GIVEN PASSAGE Block Start

HTB

Global Fund says it needs $5 billion during 2004-2005

Global Fund Observer

The Global Fund to Fight AIDS, TB and Malaria projects that it will need to receive $5 billion during 2004 and 2005.

This is based on two major assumptions. First, that Rounds four, five and six grants will be launched and approved during these two years, and that the cost of the first two years of the grants approved in each of these Rounds will be $1,000 million. (The first two years of Rounds one, two and three cost $613 million, $884 million and $623 million respectively.) Second, that money for years three to five of all Round one and two grants and a few Round three grants will also need to be received during those years.

The breakdown of the $5 billion needed is that $1,560 million will be needed in 2004 and $3,580 million will be needed in 2005.

GIVEN PASSAGE Block End
SOURCE MATERIAL Block Start

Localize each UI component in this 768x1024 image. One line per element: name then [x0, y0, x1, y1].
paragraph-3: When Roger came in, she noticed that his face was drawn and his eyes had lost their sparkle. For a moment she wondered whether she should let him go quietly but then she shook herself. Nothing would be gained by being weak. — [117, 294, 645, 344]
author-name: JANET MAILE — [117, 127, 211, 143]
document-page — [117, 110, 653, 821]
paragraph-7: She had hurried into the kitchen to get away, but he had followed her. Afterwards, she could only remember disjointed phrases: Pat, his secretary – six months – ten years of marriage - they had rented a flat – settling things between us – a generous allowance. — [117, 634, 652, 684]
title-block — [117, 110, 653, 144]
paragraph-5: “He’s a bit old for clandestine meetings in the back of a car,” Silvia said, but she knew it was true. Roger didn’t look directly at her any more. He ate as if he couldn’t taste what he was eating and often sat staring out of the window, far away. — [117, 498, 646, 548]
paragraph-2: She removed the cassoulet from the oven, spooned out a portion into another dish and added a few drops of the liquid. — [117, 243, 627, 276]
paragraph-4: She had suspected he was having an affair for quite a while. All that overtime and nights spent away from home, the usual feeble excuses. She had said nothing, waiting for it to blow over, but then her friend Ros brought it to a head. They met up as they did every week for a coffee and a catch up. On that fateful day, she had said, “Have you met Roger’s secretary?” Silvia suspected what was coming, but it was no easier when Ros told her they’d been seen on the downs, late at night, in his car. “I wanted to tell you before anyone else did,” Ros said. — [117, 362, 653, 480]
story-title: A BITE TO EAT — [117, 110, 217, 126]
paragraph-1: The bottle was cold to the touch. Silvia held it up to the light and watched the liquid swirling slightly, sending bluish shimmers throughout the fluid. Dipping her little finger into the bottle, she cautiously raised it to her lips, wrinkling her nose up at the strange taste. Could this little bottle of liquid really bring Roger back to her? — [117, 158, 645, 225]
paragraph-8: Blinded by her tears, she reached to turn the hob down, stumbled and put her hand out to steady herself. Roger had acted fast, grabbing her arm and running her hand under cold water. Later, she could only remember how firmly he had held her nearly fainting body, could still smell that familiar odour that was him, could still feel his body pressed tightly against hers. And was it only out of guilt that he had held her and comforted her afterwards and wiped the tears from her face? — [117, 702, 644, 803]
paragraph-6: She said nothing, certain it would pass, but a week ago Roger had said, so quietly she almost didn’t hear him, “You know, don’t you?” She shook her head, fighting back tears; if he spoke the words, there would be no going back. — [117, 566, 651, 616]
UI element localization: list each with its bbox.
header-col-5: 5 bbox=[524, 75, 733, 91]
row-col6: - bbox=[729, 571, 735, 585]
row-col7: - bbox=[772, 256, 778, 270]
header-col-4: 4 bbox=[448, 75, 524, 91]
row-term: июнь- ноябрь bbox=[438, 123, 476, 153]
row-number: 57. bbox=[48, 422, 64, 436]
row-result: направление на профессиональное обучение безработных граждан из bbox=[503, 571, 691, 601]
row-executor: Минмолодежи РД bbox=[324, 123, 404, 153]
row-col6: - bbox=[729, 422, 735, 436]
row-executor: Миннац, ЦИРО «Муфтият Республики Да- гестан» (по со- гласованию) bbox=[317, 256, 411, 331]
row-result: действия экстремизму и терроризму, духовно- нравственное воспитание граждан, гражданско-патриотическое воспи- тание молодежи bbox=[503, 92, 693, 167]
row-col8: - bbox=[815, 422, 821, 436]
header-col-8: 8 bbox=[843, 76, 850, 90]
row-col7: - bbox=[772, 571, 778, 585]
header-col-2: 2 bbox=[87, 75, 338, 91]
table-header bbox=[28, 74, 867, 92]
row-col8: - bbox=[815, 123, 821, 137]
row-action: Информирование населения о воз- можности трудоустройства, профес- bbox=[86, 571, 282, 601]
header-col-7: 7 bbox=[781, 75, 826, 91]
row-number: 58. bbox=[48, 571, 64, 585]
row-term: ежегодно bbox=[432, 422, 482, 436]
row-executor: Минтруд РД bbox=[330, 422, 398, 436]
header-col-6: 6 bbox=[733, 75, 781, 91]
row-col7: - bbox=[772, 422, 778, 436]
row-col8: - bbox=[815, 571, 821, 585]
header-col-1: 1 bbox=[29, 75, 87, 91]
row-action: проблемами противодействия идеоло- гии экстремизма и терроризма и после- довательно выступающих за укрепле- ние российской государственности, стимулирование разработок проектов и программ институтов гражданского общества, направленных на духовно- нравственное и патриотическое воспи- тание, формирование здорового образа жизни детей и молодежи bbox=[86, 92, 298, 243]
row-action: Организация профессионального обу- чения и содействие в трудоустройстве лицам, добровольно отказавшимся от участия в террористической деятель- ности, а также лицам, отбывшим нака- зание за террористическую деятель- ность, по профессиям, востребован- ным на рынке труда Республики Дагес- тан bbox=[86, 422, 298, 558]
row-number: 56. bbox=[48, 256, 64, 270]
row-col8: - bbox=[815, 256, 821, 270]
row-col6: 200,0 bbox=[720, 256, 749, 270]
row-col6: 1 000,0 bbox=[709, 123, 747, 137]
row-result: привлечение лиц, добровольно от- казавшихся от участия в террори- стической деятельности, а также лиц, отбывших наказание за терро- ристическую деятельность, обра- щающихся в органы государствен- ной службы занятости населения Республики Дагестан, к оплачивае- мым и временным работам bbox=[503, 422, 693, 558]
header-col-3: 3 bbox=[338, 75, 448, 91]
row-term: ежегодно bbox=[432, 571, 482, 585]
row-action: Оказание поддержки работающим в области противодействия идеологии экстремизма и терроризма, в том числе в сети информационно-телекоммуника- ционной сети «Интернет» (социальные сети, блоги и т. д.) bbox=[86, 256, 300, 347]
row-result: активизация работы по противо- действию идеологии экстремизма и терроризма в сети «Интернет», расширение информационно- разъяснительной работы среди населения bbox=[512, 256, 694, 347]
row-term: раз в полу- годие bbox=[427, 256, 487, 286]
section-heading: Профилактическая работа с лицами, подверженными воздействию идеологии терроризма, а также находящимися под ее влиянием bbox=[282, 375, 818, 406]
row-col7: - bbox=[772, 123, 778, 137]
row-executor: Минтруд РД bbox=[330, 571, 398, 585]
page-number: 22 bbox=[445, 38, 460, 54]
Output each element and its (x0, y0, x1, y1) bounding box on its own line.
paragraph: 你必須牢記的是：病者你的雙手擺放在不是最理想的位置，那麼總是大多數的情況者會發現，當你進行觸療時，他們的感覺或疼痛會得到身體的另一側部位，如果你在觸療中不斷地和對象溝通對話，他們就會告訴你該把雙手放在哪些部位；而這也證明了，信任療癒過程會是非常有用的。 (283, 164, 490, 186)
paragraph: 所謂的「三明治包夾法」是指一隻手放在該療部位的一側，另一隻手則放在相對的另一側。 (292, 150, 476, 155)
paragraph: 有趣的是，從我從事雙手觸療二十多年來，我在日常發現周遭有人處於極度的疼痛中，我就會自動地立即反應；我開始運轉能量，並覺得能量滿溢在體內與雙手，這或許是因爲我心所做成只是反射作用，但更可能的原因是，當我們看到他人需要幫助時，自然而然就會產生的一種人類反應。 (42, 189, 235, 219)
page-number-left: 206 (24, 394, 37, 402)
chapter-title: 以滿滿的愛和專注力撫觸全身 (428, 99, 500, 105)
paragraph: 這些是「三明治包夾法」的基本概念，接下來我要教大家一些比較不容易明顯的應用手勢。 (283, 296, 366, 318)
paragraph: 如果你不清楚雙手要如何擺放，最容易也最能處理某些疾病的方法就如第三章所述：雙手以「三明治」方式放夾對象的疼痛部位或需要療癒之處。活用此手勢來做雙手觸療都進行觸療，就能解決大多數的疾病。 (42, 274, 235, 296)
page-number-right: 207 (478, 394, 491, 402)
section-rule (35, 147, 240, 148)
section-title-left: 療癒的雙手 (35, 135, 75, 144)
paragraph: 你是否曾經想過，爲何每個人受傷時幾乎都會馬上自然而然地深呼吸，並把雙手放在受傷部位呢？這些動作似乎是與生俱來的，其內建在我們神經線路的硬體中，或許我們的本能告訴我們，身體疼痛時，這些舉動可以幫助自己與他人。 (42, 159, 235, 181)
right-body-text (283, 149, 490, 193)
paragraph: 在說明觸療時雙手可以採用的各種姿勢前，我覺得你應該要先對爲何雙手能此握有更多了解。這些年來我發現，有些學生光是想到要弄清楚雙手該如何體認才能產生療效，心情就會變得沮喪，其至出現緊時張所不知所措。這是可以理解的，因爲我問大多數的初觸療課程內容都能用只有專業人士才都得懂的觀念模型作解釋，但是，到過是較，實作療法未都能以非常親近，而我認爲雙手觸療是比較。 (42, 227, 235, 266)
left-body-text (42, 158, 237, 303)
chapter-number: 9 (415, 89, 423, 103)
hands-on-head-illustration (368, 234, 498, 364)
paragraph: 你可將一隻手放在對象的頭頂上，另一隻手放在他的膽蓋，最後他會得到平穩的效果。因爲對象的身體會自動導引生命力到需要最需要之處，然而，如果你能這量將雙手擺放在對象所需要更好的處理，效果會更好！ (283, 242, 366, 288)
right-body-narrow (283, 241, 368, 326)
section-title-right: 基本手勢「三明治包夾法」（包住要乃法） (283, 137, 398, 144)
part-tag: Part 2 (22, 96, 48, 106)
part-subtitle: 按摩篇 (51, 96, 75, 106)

SOURCE MATERIAL Block End

#### [TO DO]
a) In the passage on Global Fund funding needs, what was the cost of the first two years of Round two grants?
b) Carry on the passage on Global Fund funding needs after its final sentence.
The entries have no connection to the text about the Global Fund.

#### [OUTPUTS BY TASK]
a) $884 million.

b)
If the United States gives the full $547 million that it has conditionally approved for 2004, the Fund expects to receive at least $1,532 million during 2004, based on current pledges. This is only $28 million short of the Fund’s goal for 2004, and makes it likely that there will be sufficient funding for Round four. However, US legislation says that its $547 million pledge for 2004 is not a guarantee, but is a maximum donation. Specifically, the US says it will give one third of the total amount received in cash (or, possibly, promissory notes) by the Fund between 1 January and 31 July 2004, up to a maximum of $547 million (the US has one third of the world’s GDP.) This places considerable pressure on other donors not only to increase their total pledges for the year by about $110 million, but also to pay all their 2004 pledges by 31 July.

That will be challenging enough for the Fund, but the greater challenge will be to raise the needed $3,580 million during 2005.

Timing of Round five

Round five will, in theory, be launched some time between October 2004 and January 2005, but the financial situation puts this timing in doubt.

The secretariat’s budgetary projections are based on the assumption that one Round will be approved every second board meeting in the board’s three-meetings-per-year schedule. (This means that Rounds five and six would be launched in about October 2004 and June 2005, and approved at the March 2005 and November 2005 board meetings.) And the board has resolved to have at least one Round per year (meaning that Round five should be launched by January 2005, one year after the launch of Round four).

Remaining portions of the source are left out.